■ DATA SHOWN ■
• • • • •
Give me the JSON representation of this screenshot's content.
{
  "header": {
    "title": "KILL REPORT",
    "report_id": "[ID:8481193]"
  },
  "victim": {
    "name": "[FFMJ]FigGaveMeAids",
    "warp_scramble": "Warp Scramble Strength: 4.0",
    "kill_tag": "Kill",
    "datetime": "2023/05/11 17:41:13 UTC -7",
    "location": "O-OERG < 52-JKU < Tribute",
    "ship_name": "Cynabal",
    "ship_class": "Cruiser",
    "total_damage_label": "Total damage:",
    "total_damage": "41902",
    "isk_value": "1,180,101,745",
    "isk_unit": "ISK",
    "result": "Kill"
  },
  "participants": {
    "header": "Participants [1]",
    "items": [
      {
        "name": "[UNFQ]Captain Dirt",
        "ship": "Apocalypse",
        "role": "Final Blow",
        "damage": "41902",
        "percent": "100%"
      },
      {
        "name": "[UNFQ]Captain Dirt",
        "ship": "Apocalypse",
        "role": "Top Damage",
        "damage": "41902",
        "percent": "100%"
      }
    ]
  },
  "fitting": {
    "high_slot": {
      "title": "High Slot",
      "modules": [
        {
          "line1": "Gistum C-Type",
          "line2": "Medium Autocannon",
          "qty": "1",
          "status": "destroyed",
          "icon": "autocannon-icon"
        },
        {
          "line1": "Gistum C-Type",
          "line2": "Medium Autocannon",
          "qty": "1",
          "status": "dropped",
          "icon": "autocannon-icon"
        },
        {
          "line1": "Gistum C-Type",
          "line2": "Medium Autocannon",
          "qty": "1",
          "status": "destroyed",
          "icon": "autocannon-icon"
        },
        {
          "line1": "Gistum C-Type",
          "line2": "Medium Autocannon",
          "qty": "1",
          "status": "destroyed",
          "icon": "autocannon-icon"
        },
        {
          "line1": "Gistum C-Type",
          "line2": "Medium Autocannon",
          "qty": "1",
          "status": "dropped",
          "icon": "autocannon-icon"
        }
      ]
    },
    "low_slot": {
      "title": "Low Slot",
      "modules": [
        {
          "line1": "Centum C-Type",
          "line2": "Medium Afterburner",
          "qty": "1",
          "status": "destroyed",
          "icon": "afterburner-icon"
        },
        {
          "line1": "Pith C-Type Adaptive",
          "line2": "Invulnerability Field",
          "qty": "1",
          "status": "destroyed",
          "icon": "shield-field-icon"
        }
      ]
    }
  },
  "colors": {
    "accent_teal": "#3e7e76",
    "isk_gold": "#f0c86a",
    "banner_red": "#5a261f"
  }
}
• • • • •
■ WORK REQUIRED ■
Write out each line of the data above again, exactly as given.

■ COMPLETE RESPONSE ■
Give me the JSON representation of this screenshot's content.
{
  "header": {
    "title": "KILL REPORT",
    "report_id": "[ID:8481193]"
  },
  "victim": {
    "name": "[FFMJ]FigGaveMeAids",
    "warp_scramble": "Warp Scramble Strength: 4.0",
    "kill_tag": "Kill",
    "datetime": "2023/05/11 17:41:13 UTC -7",
    "location": "O-OERG < 52-JKU < Tribute",
    "ship_name": "Cynabal",
    "ship_class": "Cruiser",
    "total_damage_label": "Total damage:",
    "total_damage": "41902",
    "isk_value": "1,180,101,745",
    "isk_unit": "ISK",
    "result": "Kill"
  },
  "participants": {
    "header": "Participants [1]",
    "items": [
      {
        "name": "[UNFQ]Captain Dirt",
        "ship": "Apocalypse",
        "role": "Final Blow",
        "damage": "41902",
        "percent": "100%"
      },
      {
        "name": "[UNFQ]Captain Dirt",
        "ship": "Apocalypse",
        "role": "Top Damage",
        "damage": "41902",
        "percent": "100%"
      }
    ]
  },
  "fitting": {
    "high_slot": {
      "title": "High Slot",
      "modules": [
        {
          "line1": "Gistum C-Type",
          "line2": "Medium Autocannon",
          "qty": "1",
          "status": "destroyed",
          "icon": "autocannon-icon"
        },
        {
          "line1": "Gistum C-Type",
          "line2": "Medium Autocannon",
          "qty": "1",
          "status": "dropped",
          "icon": "autocannon-icon"
        },
        {
          "line1": "Gistum C-Type",
          "line2": "Medium Autocannon",
          "qty": "1",
          "status": "destroyed",
          "icon": "autocannon-icon"
        },
        {
          "line1": "Gistum C-Type",
          "line2": "Medium Autocannon",
          "qty": "1",
          "status": "destroyed",
          "icon": "autocannon-icon"
        },
        {
          "line1": "Gistum C-Type",
          "line2": "Medium Autocannon",
          "qty": "1",
          "status": "dropped",
          "icon": "autocannon-icon"
        }
      ]
    },
    "low_slot": {
      "title": "Low Slot",
      "modules": [
        {
          "line1": "Centum C-Type",
          "line2": "Medium Afterburner",
          "qty": "1",
          "status": "destroyed",
          "icon": "afterburner-icon"
        },
        {
          "line1": "Pith C-Type Adaptive",
          "line2": "Invulnerability Field",
          "qty": "1",
          "status": "destroyed",
          "icon": "shield-field-icon"
        }
      ]
    }
  },
  "colors": {
    "accent_teal": "#3e7e76",
    "isk_gold": "#f0c86a",
    "banner_red": "#5a261f"
  }
}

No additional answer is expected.